• **Data supplied**:
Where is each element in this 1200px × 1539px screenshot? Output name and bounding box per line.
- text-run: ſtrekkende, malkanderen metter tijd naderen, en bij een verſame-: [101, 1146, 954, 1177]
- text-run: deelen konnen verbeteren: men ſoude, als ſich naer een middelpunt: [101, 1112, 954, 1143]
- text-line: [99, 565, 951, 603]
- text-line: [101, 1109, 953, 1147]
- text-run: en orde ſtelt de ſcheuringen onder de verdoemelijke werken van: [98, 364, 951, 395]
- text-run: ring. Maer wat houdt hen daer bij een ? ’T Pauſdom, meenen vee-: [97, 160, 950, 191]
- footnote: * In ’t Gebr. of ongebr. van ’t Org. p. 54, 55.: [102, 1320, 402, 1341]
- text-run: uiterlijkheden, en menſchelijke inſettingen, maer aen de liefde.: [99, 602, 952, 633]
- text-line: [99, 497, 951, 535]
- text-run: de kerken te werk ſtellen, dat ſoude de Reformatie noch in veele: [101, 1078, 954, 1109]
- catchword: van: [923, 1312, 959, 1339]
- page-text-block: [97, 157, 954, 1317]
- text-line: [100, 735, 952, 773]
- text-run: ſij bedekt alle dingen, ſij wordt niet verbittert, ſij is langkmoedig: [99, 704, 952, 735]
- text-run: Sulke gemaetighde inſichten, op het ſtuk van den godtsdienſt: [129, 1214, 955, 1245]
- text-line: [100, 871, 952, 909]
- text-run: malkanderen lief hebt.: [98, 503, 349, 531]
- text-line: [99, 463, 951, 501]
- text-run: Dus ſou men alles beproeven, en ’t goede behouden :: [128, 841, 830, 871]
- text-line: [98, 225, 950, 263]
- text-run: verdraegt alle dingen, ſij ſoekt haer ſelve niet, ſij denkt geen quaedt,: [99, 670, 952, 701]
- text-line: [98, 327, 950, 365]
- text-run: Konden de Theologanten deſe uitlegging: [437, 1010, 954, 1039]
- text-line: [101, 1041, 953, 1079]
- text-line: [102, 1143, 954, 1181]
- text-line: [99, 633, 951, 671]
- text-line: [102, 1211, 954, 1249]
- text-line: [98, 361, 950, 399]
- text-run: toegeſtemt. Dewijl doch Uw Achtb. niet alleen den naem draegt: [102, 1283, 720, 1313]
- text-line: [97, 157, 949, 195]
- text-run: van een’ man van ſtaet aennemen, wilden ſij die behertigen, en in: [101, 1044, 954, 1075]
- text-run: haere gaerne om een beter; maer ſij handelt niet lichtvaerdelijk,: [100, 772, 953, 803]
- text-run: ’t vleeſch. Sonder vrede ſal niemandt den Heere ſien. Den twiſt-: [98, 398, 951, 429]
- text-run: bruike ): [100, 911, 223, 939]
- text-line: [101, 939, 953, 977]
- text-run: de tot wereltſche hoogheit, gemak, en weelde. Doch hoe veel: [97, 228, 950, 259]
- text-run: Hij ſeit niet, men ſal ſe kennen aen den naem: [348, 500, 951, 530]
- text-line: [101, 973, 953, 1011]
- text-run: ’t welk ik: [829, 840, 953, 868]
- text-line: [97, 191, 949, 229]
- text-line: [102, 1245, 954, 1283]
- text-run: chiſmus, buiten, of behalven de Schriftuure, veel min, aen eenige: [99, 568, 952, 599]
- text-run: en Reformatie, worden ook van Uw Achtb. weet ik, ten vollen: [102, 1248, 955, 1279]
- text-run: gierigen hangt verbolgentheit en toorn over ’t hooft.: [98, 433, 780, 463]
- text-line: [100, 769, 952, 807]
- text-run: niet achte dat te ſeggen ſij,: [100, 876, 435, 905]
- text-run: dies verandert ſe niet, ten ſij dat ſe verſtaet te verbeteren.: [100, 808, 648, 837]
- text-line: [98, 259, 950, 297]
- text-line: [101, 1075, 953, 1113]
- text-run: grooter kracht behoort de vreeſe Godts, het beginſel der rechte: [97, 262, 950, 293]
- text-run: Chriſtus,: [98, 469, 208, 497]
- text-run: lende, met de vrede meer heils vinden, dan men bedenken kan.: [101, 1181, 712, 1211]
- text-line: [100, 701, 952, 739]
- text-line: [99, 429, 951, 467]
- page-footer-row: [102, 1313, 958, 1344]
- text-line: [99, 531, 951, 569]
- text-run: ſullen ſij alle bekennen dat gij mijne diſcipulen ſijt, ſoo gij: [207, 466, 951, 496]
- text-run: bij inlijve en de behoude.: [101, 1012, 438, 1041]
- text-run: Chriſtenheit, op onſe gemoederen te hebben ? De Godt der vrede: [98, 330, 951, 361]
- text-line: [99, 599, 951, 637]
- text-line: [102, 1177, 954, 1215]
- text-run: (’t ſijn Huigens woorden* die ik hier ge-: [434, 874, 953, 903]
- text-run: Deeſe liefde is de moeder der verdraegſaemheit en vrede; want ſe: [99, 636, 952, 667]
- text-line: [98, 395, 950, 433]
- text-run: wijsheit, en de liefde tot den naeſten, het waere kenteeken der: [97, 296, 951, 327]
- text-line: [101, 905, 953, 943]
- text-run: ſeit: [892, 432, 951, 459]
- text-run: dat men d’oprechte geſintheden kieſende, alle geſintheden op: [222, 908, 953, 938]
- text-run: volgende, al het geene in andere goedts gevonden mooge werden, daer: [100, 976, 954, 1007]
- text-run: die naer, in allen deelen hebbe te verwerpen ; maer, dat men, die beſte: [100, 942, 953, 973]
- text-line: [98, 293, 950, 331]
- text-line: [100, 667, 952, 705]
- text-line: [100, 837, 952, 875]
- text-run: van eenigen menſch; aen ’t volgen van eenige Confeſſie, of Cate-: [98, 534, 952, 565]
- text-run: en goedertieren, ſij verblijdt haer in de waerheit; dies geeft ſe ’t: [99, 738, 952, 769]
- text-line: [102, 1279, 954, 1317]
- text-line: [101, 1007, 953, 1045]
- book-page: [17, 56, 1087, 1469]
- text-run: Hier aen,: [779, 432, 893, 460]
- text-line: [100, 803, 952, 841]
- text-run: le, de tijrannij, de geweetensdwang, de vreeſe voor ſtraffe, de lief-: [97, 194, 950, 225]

• **Set task**: Output every line of the items above without changing a single character.

• **Complete response**:
Where is each element in this 1200px × 1539px screenshot? Output name and bounding box per line.
- text-run: ſtrekkende, malkanderen metter tijd naderen, en bij een verſame-: [101, 1146, 954, 1177]
- text-run: deelen konnen verbeteren: men ſoude, als ſich naer een middelpunt: [101, 1112, 954, 1143]
- text-line: [99, 565, 951, 603]
- text-line: [101, 1109, 953, 1147]
- text-run: en orde ſtelt de ſcheuringen onder de verdoemelijke werken van: [98, 364, 951, 395]
- text-run: ring. Maer wat houdt hen daer bij een ? ’T Pauſdom, meenen vee-: [97, 160, 950, 191]
- footnote: * In ’t Gebr. of ongebr. van ’t Org. p. 54, 55.: [102, 1320, 402, 1341]
- text-run: uiterlijkheden, en menſchelijke inſettingen, maer aen de liefde.: [99, 602, 952, 633]
- text-line: [99, 497, 951, 535]
- text-run: de kerken te werk ſtellen, dat ſoude de Reformatie noch in veele: [101, 1078, 954, 1109]
- catchword: van: [923, 1312, 959, 1339]
- page-text-block: [97, 157, 954, 1317]
- text-line: [100, 735, 952, 773]
- text-run: ſij bedekt alle dingen, ſij wordt niet verbittert, ſij is langkmoedig: [99, 704, 952, 735]
- text-run: Sulke gemaetighde inſichten, op het ſtuk van den godtsdienſt: [129, 1214, 955, 1245]
- text-line: [100, 871, 952, 909]
- text-run: malkanderen lief hebt.: [98, 503, 349, 531]
- text-line: [99, 463, 951, 501]
- text-run: Dus ſou men alles beproeven, en ’t goede behouden :: [128, 841, 830, 871]
- text-line: [98, 225, 950, 263]
- text-run: verdraegt alle dingen, ſij ſoekt haer ſelve niet, ſij denkt geen quaedt,: [99, 670, 952, 701]
- text-line: [98, 327, 950, 365]
- text-run: Konden de Theologanten deſe uitlegging: [437, 1010, 954, 1039]
- text-line: [101, 1041, 953, 1079]
- text-line: [102, 1143, 954, 1181]
- text-line: [99, 633, 951, 671]
- text-line: [102, 1211, 954, 1249]
- text-line: [98, 361, 950, 399]
- text-run: toegeſtemt. Dewijl doch Uw Achtb. niet alleen den naem draegt: [102, 1283, 720, 1313]
- text-line: [97, 157, 949, 195]
- text-run: van een’ man van ſtaet aennemen, wilden ſij die behertigen, en in: [101, 1044, 954, 1075]
- text-run: haere gaerne om een beter; maer ſij handelt niet lichtvaerdelijk,: [100, 772, 953, 803]
- text-run: ’t vleeſch. Sonder vrede ſal niemandt den Heere ſien. Den twiſt-: [98, 398, 951, 429]
- text-run: bruike ): [100, 911, 223, 939]
- text-line: [101, 939, 953, 977]
- text-run: de tot wereltſche hoogheit, gemak, en weelde. Doch hoe veel: [97, 228, 950, 259]
- text-run: Hij ſeit niet, men ſal ſe kennen aen den naem: [348, 500, 951, 530]
- text-line: [101, 973, 953, 1011]
- text-run: ’t welk ik: [829, 840, 953, 868]
- text-line: [97, 191, 949, 229]
- text-line: [102, 1245, 954, 1283]
- text-run: chiſmus, buiten, of behalven de Schriftuure, veel min, aen eenige: [99, 568, 952, 599]
- text-run: en Reformatie, worden ook van Uw Achtb. weet ik, ten vollen: [102, 1248, 955, 1279]
- text-run: gierigen hangt verbolgentheit en toorn over ’t hooft.: [98, 433, 780, 463]
- text-line: [100, 769, 952, 807]
- text-run: niet achte dat te ſeggen ſij,: [100, 876, 435, 905]
- text-run: dies verandert ſe niet, ten ſij dat ſe verſtaet te verbeteren.: [100, 808, 648, 837]
- text-line: [98, 259, 950, 297]
- text-line: [101, 1075, 953, 1113]
- text-run: grooter kracht behoort de vreeſe Godts, het beginſel der rechte: [97, 262, 950, 293]
- text-run: Chriſtus,: [98, 469, 208, 497]
- text-run: lende, met de vrede meer heils vinden, dan men bedenken kan.: [101, 1181, 712, 1211]
- text-line: [100, 701, 952, 739]
- text-line: [99, 429, 951, 467]
- page-footer-row: [102, 1313, 958, 1344]
- text-line: [99, 531, 951, 569]
- text-run: ſullen ſij alle bekennen dat gij mijne diſcipulen ſijt, ſoo gij: [207, 466, 951, 496]
- text-run: bij inlijve en de behoude.: [101, 1012, 438, 1041]
- text-run: Chriſtenheit, op onſe gemoederen te hebben ? De Godt der vrede: [98, 330, 951, 361]
- text-line: [99, 599, 951, 637]
- text-line: [102, 1177, 954, 1215]
- text-run: (’t ſijn Huigens woorden* die ik hier ge-: [434, 874, 953, 903]
- text-run: Deeſe liefde is de moeder der verdraegſaemheit en vrede; want ſe: [99, 636, 952, 667]
- text-line: [98, 395, 950, 433]
- text-run: wijsheit, en de liefde tot den naeſten, het waere kenteeken der: [97, 296, 951, 327]
- text-line: [101, 905, 953, 943]
- text-run: ſeit: [892, 432, 951, 459]
- text-run: dat men d’oprechte geſintheden kieſende, alle geſintheden op: [222, 908, 953, 938]
- text-run: volgende, al het geene in andere goedts gevonden mooge werden, daer: [100, 976, 954, 1007]
- text-run: die naer, in allen deelen hebbe te verwerpen ; maer, dat men, die beſte: [100, 942, 953, 973]
- text-line: [98, 293, 950, 331]
- text-line: [100, 667, 952, 705]
- text-line: [100, 837, 952, 875]
- text-run: van eenigen menſch; aen ’t volgen van eenige Confeſſie, of Cate-: [98, 534, 952, 565]
- text-run: en goedertieren, ſij verblijdt haer in de waerheit; dies geeft ſe ’t: [99, 738, 952, 769]
- text-line: [102, 1279, 954, 1317]
- text-line: [101, 1007, 953, 1045]
- book-page: [17, 56, 1087, 1469]
- text-run: Hier aen,: [779, 432, 893, 460]
- text-line: [100, 803, 952, 841]
- text-run: le, de tijrannij, de geweetensdwang, de vreeſe voor ſtraffe, de lief-: [97, 194, 950, 225]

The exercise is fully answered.